What needs to be done »
Your task is to print all of the data word for word.

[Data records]
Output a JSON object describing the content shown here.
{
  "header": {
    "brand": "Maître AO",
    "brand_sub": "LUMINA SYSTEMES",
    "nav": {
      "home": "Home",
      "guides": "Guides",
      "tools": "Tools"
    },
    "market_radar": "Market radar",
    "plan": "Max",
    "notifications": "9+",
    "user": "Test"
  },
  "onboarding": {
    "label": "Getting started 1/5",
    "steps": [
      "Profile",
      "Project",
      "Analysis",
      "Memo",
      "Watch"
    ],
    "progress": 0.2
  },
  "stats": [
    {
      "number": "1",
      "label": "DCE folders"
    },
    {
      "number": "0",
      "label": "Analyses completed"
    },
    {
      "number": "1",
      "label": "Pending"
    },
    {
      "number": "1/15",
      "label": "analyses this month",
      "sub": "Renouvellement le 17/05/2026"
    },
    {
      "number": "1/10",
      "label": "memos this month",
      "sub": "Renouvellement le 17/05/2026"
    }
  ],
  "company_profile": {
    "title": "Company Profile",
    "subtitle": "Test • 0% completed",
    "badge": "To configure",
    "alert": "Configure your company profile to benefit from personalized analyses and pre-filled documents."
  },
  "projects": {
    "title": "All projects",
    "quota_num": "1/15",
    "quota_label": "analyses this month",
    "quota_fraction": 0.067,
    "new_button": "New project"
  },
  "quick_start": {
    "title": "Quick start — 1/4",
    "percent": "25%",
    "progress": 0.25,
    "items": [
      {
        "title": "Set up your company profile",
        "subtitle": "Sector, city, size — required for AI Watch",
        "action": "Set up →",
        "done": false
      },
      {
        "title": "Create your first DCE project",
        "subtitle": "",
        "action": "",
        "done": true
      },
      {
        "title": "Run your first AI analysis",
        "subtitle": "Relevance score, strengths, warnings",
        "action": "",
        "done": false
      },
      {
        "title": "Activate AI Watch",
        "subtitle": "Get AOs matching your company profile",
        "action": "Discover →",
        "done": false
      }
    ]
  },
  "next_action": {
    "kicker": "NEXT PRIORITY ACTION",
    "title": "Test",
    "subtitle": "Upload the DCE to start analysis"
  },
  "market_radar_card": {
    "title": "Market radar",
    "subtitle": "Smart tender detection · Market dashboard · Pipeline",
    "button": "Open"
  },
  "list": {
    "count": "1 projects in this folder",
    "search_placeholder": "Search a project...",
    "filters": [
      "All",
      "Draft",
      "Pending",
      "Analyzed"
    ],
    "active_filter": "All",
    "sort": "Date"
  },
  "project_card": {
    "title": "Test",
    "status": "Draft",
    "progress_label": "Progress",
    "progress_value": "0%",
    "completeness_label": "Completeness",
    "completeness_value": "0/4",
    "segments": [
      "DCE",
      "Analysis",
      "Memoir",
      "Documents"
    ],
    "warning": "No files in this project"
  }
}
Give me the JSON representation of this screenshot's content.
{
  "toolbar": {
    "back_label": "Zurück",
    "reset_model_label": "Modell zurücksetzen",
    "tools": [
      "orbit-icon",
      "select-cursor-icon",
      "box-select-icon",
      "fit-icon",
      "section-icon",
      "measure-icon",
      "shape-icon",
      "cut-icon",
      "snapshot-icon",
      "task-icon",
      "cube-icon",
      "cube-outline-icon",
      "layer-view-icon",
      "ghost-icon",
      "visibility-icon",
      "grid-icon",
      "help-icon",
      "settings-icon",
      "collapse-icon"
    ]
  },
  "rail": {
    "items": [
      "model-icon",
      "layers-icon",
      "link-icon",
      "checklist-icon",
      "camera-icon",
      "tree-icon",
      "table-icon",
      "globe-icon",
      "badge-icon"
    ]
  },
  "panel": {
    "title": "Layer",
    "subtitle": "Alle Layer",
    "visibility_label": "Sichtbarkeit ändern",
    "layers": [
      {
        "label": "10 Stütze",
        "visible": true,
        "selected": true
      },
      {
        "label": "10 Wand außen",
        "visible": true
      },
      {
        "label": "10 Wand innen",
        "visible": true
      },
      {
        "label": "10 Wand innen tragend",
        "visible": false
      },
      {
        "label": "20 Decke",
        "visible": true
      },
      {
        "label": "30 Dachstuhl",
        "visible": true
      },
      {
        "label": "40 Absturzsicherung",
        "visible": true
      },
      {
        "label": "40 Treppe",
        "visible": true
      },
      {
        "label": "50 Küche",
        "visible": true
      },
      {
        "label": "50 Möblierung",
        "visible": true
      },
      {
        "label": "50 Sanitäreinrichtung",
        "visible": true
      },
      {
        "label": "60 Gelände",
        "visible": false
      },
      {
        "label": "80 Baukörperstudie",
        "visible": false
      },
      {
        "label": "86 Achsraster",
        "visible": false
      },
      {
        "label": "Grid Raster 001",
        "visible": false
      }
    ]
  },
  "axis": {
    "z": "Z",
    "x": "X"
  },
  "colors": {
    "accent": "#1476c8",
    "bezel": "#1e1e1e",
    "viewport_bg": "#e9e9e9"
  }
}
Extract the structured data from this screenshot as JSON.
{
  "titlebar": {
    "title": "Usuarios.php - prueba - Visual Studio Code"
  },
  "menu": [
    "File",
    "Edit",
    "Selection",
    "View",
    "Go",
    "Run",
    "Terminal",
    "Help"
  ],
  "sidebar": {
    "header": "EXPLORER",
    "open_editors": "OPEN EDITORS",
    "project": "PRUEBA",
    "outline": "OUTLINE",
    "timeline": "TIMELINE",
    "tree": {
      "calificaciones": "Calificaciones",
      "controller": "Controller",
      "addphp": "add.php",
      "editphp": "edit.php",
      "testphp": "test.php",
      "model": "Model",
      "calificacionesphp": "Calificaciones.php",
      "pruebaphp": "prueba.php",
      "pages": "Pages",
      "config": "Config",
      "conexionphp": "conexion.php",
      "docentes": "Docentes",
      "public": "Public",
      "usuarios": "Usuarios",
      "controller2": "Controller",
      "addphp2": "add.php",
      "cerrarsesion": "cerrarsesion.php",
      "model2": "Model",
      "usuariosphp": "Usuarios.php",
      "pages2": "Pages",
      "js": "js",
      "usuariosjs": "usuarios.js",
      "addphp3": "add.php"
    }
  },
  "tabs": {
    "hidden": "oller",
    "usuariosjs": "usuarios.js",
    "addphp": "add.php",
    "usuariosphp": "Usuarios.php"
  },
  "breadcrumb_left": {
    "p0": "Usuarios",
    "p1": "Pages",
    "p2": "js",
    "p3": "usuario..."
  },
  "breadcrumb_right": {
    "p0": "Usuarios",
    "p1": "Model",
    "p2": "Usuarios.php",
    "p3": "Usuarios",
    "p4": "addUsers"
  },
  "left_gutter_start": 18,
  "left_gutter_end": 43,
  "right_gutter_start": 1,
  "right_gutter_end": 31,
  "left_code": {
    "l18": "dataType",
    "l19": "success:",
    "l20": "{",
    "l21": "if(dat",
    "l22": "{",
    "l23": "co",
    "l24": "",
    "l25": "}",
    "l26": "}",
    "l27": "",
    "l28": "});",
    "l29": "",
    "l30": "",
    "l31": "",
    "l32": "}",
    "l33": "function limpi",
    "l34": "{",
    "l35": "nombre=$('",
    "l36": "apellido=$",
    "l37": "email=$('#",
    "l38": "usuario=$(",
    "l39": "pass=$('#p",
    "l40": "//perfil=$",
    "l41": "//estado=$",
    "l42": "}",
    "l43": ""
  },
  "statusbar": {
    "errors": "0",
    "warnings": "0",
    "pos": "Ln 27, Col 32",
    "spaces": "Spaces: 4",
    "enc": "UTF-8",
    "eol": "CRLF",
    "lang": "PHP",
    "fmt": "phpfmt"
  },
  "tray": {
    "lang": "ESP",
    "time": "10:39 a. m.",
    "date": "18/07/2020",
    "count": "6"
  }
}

Solved problem »
Output a JSON object describing the content shown here.
{
  "header": {
    "brand": "Maître AO",
    "brand_sub": "LUMINA SYSTEMES",
    "nav": {
      "home": "Home",
      "guides": "Guides",
      "tools": "Tools"
    },
    "market_radar": "Market radar",
    "plan": "Max",
    "notifications": "9+",
    "user": "Test"
  },
  "onboarding": {
    "label": "Getting started 1/5",
    "steps": [
      "Profile",
      "Project",
      "Analysis",
      "Memo",
      "Watch"
    ],
    "progress": 0.2
  },
  "stats": [
    {
      "number": "1",
      "label": "DCE folders"
    },
    {
      "number": "0",
      "label": "Analyses completed"
    },
    {
      "number": "1",
      "label": "Pending"
    },
    {
      "number": "1/15",
      "label": "analyses this month",
      "sub": "Renouvellement le 17/05/2026"
    },
    {
      "number": "1/10",
      "label": "memos this month",
      "sub": "Renouvellement le 17/05/2026"
    }
  ],
  "company_profile": {
    "title": "Company Profile",
    "subtitle": "Test • 0% completed",
    "badge": "To configure",
    "alert": "Configure your company profile to benefit from personalized analyses and pre-filled documents."
  },
  "projects": {
    "title": "All projects",
    "quota_num": "1/15",
    "quota_label": "analyses this month",
    "quota_fraction": 0.067,
    "new_button": "New project"
  },
  "quick_start": {
    "title": "Quick start — 1/4",
    "percent": "25%",
    "progress": 0.25,
    "items": [
      {
        "title": "Set up your company profile",
        "subtitle": "Sector, city, size — required for AI Watch",
        "action": "Set up →",
        "done": false
      },
      {
        "title": "Create your first DCE project",
        "subtitle": "",
        "action": "",
        "done": true
      },
      {
        "title": "Run your first AI analysis",
        "subtitle": "Relevance score, strengths, warnings",
        "action": "",
        "done": false
      },
      {
        "title": "Activate AI Watch",
        "subtitle": "Get AOs matching your company profile",
        "action": "Discover →",
        "done": false
      }
    ]
  },
  "next_action": {
    "kicker": "NEXT PRIORITY ACTION",
    "title": "Test",
    "subtitle": "Upload the DCE to start analysis"
  },
  "market_radar_card": {
    "title": "Market radar",
    "subtitle": "Smart tender detection · Market dashboard · Pipeline",
    "button": "Open"
  },
  "list": {
    "count": "1 projects in this folder",
    "search_placeholder": "Search a project...",
    "filters": [
      "All",
      "Draft",
      "Pending",
      "Analyzed"
    ],
    "active_filter": "All",
    "sort": "Date"
  },
  "project_card": {
    "title": "Test",
    "status": "Draft",
    "progress_label": "Progress",
    "progress_value": "0%",
    "completeness_label": "Completeness",
    "completeness_value": "0/4",
    "segments": [
      "DCE",
      "Analysis",
      "Memoir",
      "Documents"
    ],
    "warning": "No files in this project"
  }
}
Give me the JSON representation of this screenshot's content.
{
  "toolbar": {
    "back_label": "Zurück",
    "reset_model_label": "Modell zurücksetzen",
    "tools": [
      "orbit-icon",
      "select-cursor-icon",
      "box-select-icon",
      "fit-icon",
      "section-icon",
      "measure-icon",
      "shape-icon",
      "cut-icon",
      "snapshot-icon",
      "task-icon",
      "cube-icon",
      "cube-outline-icon",
      "layer-view-icon",
      "ghost-icon",
      "visibility-icon",
      "grid-icon",
      "help-icon",
      "settings-icon",
      "collapse-icon"
    ]
  },
  "rail": {
    "items": [
      "model-icon",
      "layers-icon",
      "link-icon",
      "checklist-icon",
      "camera-icon",
      "tree-icon",
      "table-icon",
      "globe-icon",
      "badge-icon"
    ]
  },
  "panel": {
    "title": "Layer",
    "subtitle": "Alle Layer",
    "visibility_label": "Sichtbarkeit ändern",
    "layers": [
      {
        "label": "10 Stütze",
        "visible": true,
        "selected": true
      },
      {
        "label": "10 Wand außen",
        "visible": true
      },
      {
        "label": "10 Wand innen",
        "visible": true
      },
      {
        "label": "10 Wand innen tragend",
        "visible": false
      },
      {
        "label": "20 Decke",
        "visible": true
      },
      {
        "label": "30 Dachstuhl",
        "visible": true
      },
      {
        "label": "40 Absturzsicherung",
        "visible": true
      },
      {
        "label": "40 Treppe",
        "visible": true
      },
      {
        "label": "50 Küche",
        "visible": true
      },
      {
        "label": "50 Möblierung",
        "visible": true
      },
      {
        "label": "50 Sanitäreinrichtung",
        "visible": true
      },
      {
        "label": "60 Gelände",
        "visible": false
      },
      {
        "label": "80 Baukörperstudie",
        "visible": false
      },
      {
        "label": "86 Achsraster",
        "visible": false
      },
      {
        "label": "Grid Raster 001",
        "visible": false
      }
    ]
  },
  "axis": {
    "z": "Z",
    "x": "X"
  },
  "colors": {
    "accent": "#1476c8",
    "bezel": "#1e1e1e",
    "viewport_bg": "#e9e9e9"
  }
}
Extract the structured data from this screenshot as JSON.
{
  "titlebar": {
    "title": "Usuarios.php - prueba - Visual Studio Code"
  },
  "menu": [
    "File",
    "Edit",
    "Selection",
    "View",
    "Go",
    "Run",
    "Terminal",
    "Help"
  ],
  "sidebar": {
    "header": "EXPLORER",
    "open_editors": "OPEN EDITORS",
    "project": "PRUEBA",
    "outline": "OUTLINE",
    "timeline": "TIMELINE",
    "tree": {
      "calificaciones": "Calificaciones",
      "controller": "Controller",
      "addphp": "add.php",
      "editphp": "edit.php",
      "testphp": "test.php",
      "model": "Model",
      "calificacionesphp": "Calificaciones.php",
      "pruebaphp": "prueba.php",
      "pages": "Pages",
      "config": "Config",
      "conexionphp": "conexion.php",
      "docentes": "Docentes",
      "public": "Public",
      "usuarios": "Usuarios",
      "controller2": "Controller",
      "addphp2": "add.php",
      "cerrarsesion": "cerrarsesion.php",
      "model2": "Model",
      "usuariosphp": "Usuarios.php",
      "pages2": "Pages",
      "js": "js",
      "usuariosjs": "usuarios.js",
      "addphp3": "add.php"
    }
  },
  "tabs": {
    "hidden": "oller",
    "usuariosjs": "usuarios.js",
    "addphp": "add.php",
    "usuariosphp": "Usuarios.php"
  },
  "breadcrumb_left": {
    "p0": "Usuarios",
    "p1": "Pages",
    "p2": "js",
    "p3": "usuario..."
  },
  "breadcrumb_right": {
    "p0": "Usuarios",
    "p1": "Model",
    "p2": "Usuarios.php",
    "p3": "Usuarios",
    "p4": "addUsers"
  },
  "left_gutter_start": 18,
  "left_gutter_end": 43,
  "right_gutter_start": 1,
  "right_gutter_end": 31,
  "left_code": {
    "l18": "dataType",
    "l19": "success:",
    "l20": "{",
    "l21": "if(dat",
    "l22": "{",
    "l23": "co",
    "l24": "",
    "l25": "}",
    "l26": "}",
    "l27": "",
    "l28": "});",
    "l29": "",
    "l30": "",
    "l31": "",
    "l32": "}",
    "l33": "function limpi",
    "l34": "{",
    "l35": "nombre=$('",
    "l36": "apellido=$",
    "l37": "email=$('#",
    "l38": "usuario=$(",
    "l39": "pass=$('#p",
    "l40": "//perfil=$",
    "l41": "//estado=$",
    "l42": "}",
    "l43": ""
  },
  "statusbar": {
    "errors": "0",
    "warnings": "0",
    "pos": "Ln 27, Col 32",
    "spaces": "Spaces: 4",
    "enc": "UTF-8",
    "eol": "CRLF",
    "lang": "PHP",
    "fmt": "phpfmt"
  },
  "tray": {
    "lang": "ESP",
    "time": "10:39 a. m.",
    "date": "18/07/2020",
    "count": "6"
  }
}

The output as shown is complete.